What this task involves: Pull each line containing "Stream" out of the data and copy it.

Record list:
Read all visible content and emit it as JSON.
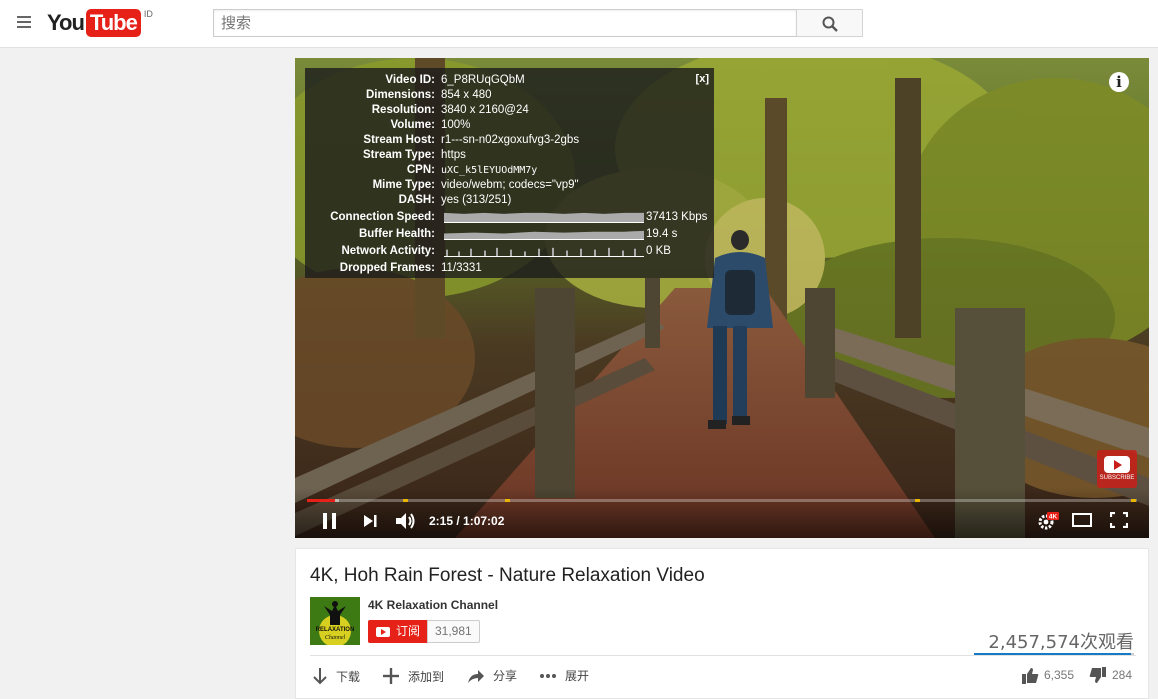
{
  "masthead": {
    "logo_you": "You",
    "logo_tube": "Tube",
    "logo_country": "ID",
    "search_placeholder": "搜索"
  },
  "player": {
    "stats": {
      "close": "[x]",
      "rows": [
        {
          "label": "Video ID:",
          "value": "6_P8RUqGQbM"
        },
        {
          "label": "Dimensions:",
          "value": "854 x 480"
        },
        {
          "label": "Resolution:",
          "value": "3840 x 2160@24"
        },
        {
          "label": "Volume:",
          "value": "100%"
        },
        {
          "label": "Stream Host:",
          "value": "r1---sn-n02xgoxufvg3-2gbs"
        },
        {
          "label": "Stream Type:",
          "value": "https"
        },
        {
          "label": "CPN:",
          "value": "uXC_k5lEYUOdMM7y"
        },
        {
          "label": "Mime Type:",
          "value": "video/webm; codecs=\"vp9\""
        },
        {
          "label": "DASH:",
          "value": "yes (313/251)"
        }
      ],
      "graphs": [
        {
          "label": "Connection Speed:",
          "value": "37413 Kbps"
        },
        {
          "label": "Buffer Health:",
          "value": "19.4 s"
        },
        {
          "label": "Network Activity:",
          "value": "0 KB"
        }
      ],
      "dropped": {
        "label": "Dropped Frames:",
        "value": "11/3331"
      }
    },
    "info_icon": "i",
    "watermark_text": "SUBSCRIBE",
    "time": "2:15 / 1:07:02",
    "progress": {
      "played": 0.034,
      "loaded": 0.038
    },
    "quality_badge": "4K"
  },
  "video": {
    "title": "4K, Hoh Rain Forest - Nature Relaxation Video",
    "channel": "4K Relaxation Channel",
    "avatar_text": "RELAXATION Channel",
    "subscribe_label": "订阅",
    "subscriber_count": "31,981",
    "views": "2,457,574次观看",
    "actions": {
      "download": "下载",
      "add_to": "添加到",
      "share": "分享",
      "more": "展开"
    },
    "likes": "6,355",
    "dislikes": "284"
  },
  "colors": {
    "brand_red": "#e62117",
    "ad_marker": "#e8b500",
    "link_blue": "#167ac6"
  }
}
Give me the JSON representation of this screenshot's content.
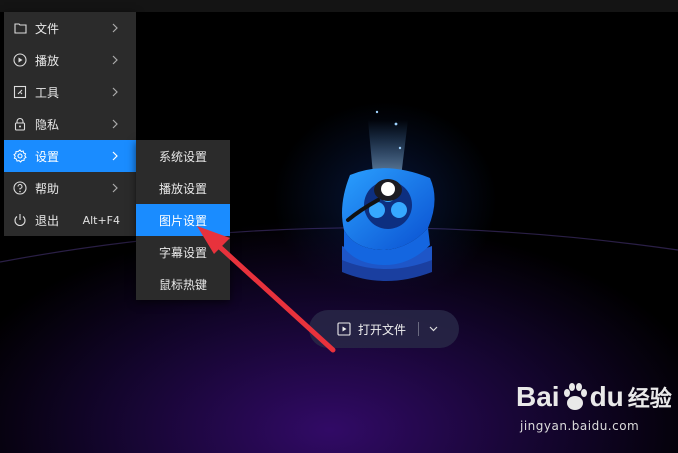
{
  "main_menu": {
    "items": [
      {
        "label": "文件",
        "icon": "folder-icon",
        "submenu": true
      },
      {
        "label": "播放",
        "icon": "play-circle-icon",
        "submenu": true
      },
      {
        "label": "工具",
        "icon": "tools-icon",
        "submenu": true
      },
      {
        "label": "隐私",
        "icon": "lock-icon",
        "submenu": true
      },
      {
        "label": "设置",
        "icon": "gear-icon",
        "submenu": true,
        "active": true
      },
      {
        "label": "帮助",
        "icon": "help-icon",
        "submenu": true
      },
      {
        "label": "退出",
        "icon": "power-icon",
        "shortcut": "Alt+F4"
      }
    ]
  },
  "settings_submenu": {
    "items": [
      {
        "label": "系统设置"
      },
      {
        "label": "播放设置"
      },
      {
        "label": "图片设置",
        "active": true
      },
      {
        "label": "字幕设置"
      },
      {
        "label": "鼠标热键"
      }
    ]
  },
  "open_file_button": {
    "label": "打开文件",
    "icon": "play-file-icon",
    "dropdown_icon": "chevron-down-icon"
  },
  "watermark": {
    "bai": "Bai",
    "du": "du",
    "jingyan": "经验",
    "url": "jingyan.baidu.com",
    "icon": "baidu-paw-icon"
  },
  "colors": {
    "accent": "#1a8cff",
    "menu_bg": "#2b2b2b",
    "annotation_arrow": "#e8323c"
  }
}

Complete answer:
          "label": "Stream Host:",
          "label": "Stream Type:",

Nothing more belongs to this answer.